Stored data:
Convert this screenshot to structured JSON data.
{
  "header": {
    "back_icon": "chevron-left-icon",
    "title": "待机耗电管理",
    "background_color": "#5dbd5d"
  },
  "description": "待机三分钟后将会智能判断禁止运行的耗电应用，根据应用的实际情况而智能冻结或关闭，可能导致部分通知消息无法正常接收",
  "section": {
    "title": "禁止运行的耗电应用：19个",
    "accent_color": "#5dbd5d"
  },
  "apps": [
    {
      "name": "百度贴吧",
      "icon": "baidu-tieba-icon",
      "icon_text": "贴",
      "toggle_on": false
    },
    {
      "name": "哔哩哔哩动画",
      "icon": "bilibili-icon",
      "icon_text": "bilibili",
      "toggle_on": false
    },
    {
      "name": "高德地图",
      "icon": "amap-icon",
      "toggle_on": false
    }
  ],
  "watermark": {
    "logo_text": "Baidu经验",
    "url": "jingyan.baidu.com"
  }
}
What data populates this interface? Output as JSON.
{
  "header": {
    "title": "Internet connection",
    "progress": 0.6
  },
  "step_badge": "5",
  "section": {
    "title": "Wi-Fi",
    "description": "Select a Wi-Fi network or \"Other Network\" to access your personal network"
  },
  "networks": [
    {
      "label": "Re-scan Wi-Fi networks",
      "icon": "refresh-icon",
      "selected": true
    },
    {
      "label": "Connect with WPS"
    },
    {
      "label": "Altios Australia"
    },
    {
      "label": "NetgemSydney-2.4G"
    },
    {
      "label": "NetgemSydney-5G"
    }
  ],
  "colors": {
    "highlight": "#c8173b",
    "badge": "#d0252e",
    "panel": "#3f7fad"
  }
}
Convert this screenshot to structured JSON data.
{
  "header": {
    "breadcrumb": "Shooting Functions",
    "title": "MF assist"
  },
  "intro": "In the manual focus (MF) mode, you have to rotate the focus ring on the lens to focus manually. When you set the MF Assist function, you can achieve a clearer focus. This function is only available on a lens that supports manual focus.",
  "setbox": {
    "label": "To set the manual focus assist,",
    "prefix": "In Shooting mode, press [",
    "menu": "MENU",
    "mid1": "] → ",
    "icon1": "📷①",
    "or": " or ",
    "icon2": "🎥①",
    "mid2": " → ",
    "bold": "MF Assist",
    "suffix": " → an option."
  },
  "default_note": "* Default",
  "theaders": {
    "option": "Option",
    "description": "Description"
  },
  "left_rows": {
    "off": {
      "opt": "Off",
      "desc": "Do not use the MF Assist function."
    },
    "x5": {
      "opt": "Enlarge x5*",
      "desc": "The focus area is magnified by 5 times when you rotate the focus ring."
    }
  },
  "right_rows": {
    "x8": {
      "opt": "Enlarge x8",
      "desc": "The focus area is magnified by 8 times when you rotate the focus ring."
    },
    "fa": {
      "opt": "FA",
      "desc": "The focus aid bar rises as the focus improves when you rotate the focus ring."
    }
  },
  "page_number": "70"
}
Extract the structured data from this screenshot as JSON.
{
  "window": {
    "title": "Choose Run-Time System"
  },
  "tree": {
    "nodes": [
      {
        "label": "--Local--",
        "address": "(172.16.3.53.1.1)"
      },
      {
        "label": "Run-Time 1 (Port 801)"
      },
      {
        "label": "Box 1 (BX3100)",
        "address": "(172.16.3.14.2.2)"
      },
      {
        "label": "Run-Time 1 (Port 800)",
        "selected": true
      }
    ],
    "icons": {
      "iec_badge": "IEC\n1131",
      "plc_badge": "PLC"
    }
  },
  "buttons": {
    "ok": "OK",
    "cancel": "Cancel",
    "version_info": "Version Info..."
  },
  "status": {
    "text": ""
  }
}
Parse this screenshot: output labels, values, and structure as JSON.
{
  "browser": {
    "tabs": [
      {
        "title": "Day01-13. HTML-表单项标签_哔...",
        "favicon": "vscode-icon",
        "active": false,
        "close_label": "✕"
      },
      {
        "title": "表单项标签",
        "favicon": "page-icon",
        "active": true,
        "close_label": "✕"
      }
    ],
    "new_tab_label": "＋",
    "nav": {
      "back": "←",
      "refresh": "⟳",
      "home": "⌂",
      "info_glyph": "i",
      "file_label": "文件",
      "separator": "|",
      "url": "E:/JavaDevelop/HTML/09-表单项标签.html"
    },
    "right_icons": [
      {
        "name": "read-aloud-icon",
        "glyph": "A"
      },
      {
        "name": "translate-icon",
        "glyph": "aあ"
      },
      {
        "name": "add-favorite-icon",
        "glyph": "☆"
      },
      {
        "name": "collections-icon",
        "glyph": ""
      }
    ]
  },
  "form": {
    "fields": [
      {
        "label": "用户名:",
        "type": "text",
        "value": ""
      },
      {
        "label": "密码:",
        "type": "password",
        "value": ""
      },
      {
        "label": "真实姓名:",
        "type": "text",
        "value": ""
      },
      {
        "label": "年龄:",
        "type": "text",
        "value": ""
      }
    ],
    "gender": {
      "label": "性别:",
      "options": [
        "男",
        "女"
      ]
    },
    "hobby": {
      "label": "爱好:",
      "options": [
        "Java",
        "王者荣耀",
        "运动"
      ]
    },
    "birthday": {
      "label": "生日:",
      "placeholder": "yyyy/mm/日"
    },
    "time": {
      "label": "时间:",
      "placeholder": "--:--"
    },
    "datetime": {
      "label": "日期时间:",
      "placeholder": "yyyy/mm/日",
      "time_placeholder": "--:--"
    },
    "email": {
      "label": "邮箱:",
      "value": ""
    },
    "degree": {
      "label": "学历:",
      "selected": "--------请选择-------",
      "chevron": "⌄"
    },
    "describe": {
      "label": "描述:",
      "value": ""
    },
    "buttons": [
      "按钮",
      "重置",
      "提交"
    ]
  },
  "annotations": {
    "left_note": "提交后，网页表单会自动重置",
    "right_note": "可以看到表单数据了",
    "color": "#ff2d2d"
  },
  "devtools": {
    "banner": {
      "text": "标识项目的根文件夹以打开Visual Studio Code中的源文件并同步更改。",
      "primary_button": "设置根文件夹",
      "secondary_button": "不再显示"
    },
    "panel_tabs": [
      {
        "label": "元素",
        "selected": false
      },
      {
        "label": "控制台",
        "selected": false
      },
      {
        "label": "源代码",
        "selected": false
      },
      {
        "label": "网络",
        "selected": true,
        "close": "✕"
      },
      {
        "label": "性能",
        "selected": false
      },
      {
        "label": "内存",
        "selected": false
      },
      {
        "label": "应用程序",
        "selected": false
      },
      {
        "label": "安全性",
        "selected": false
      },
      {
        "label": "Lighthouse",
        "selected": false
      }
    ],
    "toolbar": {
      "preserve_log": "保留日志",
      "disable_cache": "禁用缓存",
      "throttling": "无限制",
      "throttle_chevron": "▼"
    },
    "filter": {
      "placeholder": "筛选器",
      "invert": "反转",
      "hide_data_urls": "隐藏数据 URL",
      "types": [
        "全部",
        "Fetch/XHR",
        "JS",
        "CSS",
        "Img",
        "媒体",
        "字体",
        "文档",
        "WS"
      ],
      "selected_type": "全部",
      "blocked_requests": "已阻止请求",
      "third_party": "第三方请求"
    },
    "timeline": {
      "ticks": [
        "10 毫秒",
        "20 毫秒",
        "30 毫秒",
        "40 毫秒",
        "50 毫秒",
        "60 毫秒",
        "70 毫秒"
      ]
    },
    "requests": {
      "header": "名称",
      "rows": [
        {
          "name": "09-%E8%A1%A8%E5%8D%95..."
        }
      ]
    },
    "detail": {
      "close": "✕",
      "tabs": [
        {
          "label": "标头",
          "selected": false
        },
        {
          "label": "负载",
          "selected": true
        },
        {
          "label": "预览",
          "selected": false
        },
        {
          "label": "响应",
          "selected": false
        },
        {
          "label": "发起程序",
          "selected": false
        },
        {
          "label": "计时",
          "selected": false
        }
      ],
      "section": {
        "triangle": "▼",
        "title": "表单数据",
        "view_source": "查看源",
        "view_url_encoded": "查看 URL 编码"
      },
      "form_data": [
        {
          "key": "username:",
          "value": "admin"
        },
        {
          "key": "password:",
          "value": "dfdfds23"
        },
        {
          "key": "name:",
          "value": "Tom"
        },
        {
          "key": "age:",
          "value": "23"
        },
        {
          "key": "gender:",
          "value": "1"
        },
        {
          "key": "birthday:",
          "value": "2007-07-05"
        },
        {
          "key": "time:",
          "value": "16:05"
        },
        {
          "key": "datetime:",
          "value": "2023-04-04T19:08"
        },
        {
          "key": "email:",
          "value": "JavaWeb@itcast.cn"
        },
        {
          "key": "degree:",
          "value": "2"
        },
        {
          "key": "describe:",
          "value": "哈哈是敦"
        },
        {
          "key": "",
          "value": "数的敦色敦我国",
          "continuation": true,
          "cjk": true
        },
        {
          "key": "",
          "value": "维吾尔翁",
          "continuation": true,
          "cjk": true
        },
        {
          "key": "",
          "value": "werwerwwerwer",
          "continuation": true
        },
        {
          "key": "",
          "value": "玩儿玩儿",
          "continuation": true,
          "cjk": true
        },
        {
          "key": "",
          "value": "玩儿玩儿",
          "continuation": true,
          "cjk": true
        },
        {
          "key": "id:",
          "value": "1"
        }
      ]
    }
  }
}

Problem description
Count each line of the data where the word "ring" appears, then reply with the total only.

Exercise result
4